# [Written task]
Each line of the data that includes the string "ylabel" is to be copied out.

# [Available data]
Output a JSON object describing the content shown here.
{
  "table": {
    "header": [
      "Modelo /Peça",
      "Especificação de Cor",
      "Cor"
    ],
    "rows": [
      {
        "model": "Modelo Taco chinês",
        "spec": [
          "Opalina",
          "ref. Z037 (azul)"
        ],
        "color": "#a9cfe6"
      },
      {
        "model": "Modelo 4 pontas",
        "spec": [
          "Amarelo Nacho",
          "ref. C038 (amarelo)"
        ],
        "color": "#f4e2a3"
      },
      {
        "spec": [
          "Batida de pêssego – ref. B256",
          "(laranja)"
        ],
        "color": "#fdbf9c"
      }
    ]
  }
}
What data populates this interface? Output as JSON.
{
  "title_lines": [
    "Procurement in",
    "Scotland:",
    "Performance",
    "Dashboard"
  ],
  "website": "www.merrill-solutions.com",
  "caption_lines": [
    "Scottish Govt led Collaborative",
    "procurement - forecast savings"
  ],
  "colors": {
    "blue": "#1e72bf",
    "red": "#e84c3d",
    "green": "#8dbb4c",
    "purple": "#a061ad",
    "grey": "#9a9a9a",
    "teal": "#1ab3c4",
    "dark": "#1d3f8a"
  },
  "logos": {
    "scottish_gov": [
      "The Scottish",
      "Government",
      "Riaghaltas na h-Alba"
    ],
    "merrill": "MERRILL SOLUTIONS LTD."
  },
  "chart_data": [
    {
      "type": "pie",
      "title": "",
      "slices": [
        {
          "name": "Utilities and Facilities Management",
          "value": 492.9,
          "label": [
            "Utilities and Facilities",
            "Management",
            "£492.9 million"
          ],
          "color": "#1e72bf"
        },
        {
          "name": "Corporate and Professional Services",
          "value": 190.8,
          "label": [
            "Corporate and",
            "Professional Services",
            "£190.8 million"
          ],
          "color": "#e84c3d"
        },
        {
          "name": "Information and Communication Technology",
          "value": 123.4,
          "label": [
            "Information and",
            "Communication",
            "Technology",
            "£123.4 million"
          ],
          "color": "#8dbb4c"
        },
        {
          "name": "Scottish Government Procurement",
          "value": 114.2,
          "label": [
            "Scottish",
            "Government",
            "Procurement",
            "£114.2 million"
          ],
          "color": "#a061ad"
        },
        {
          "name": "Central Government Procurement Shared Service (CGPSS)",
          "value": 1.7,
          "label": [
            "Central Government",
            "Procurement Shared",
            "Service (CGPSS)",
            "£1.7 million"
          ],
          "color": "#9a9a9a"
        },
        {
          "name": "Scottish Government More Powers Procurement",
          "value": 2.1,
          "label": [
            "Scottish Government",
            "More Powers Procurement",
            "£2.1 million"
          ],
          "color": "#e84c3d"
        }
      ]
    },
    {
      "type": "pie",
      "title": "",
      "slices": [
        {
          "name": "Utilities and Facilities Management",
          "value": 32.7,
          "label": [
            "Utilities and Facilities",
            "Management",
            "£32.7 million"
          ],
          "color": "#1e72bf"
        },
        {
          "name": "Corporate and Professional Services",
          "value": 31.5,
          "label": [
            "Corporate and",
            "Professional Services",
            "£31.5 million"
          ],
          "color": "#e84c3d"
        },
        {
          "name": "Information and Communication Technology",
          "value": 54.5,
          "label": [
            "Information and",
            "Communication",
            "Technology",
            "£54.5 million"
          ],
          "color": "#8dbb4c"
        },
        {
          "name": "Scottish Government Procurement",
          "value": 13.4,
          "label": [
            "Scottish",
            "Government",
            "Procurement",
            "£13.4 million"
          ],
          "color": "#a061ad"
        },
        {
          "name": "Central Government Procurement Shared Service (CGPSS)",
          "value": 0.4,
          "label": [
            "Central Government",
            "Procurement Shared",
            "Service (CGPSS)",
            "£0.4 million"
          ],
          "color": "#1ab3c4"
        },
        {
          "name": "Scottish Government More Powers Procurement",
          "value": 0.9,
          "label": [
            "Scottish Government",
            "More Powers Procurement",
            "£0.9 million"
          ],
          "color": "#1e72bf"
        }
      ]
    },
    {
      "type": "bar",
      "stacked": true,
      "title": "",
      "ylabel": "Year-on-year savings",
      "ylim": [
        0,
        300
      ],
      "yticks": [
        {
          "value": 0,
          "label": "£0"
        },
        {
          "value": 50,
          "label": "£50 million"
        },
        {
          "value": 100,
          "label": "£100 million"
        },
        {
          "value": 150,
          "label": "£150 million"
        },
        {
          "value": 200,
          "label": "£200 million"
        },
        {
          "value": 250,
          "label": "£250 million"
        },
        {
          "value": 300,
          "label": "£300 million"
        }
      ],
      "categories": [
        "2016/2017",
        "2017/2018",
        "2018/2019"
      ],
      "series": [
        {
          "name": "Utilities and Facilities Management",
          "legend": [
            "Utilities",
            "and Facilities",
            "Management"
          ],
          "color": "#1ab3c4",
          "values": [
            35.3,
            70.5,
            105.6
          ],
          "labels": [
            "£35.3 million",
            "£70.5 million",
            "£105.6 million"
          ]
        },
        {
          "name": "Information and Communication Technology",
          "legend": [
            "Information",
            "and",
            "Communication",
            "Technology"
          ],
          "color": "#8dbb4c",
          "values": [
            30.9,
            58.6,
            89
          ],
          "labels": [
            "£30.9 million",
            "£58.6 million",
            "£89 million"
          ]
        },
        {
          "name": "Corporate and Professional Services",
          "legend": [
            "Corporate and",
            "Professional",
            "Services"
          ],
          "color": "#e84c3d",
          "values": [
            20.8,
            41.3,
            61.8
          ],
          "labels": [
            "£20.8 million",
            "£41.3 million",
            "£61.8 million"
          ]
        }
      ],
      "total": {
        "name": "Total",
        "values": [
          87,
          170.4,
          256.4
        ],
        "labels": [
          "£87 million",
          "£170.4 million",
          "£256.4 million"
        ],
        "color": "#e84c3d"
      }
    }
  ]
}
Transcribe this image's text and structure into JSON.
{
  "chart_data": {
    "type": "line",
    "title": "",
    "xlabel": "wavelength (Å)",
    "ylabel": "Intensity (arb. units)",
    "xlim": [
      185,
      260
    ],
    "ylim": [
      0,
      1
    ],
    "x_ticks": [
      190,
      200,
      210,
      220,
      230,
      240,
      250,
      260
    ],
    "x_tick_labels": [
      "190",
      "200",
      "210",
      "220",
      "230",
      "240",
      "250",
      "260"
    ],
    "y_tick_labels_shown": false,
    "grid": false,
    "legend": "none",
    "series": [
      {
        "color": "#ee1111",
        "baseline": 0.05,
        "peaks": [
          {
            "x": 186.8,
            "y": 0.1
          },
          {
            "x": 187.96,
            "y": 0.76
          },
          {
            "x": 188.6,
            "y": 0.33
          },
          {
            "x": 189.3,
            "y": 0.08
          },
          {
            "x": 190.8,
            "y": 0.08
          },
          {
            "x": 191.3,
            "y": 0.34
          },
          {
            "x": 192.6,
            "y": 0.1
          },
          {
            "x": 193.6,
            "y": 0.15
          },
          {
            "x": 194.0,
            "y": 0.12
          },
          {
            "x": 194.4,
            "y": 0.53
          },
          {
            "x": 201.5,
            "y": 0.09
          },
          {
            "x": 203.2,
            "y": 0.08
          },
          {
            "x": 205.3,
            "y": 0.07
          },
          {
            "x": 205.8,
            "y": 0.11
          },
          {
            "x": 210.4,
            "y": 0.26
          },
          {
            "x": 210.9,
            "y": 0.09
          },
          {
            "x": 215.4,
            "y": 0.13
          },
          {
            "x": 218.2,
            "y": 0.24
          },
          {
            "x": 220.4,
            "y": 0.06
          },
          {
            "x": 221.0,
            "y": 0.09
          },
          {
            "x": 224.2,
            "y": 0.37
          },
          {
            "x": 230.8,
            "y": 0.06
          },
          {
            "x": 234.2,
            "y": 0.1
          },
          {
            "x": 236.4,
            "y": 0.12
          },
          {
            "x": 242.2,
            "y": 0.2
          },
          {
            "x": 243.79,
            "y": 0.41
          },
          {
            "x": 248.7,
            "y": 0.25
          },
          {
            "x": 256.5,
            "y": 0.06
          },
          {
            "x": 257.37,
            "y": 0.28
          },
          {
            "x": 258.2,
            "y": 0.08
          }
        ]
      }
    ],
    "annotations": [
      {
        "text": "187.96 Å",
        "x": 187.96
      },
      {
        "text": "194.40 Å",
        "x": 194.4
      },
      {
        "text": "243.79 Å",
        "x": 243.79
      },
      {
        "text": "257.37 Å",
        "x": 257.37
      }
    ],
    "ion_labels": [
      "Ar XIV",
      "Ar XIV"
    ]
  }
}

# [Full solution]
      "ylabel": "Year-on-year savings",
    "ylabel": "Intensity (arb. units)",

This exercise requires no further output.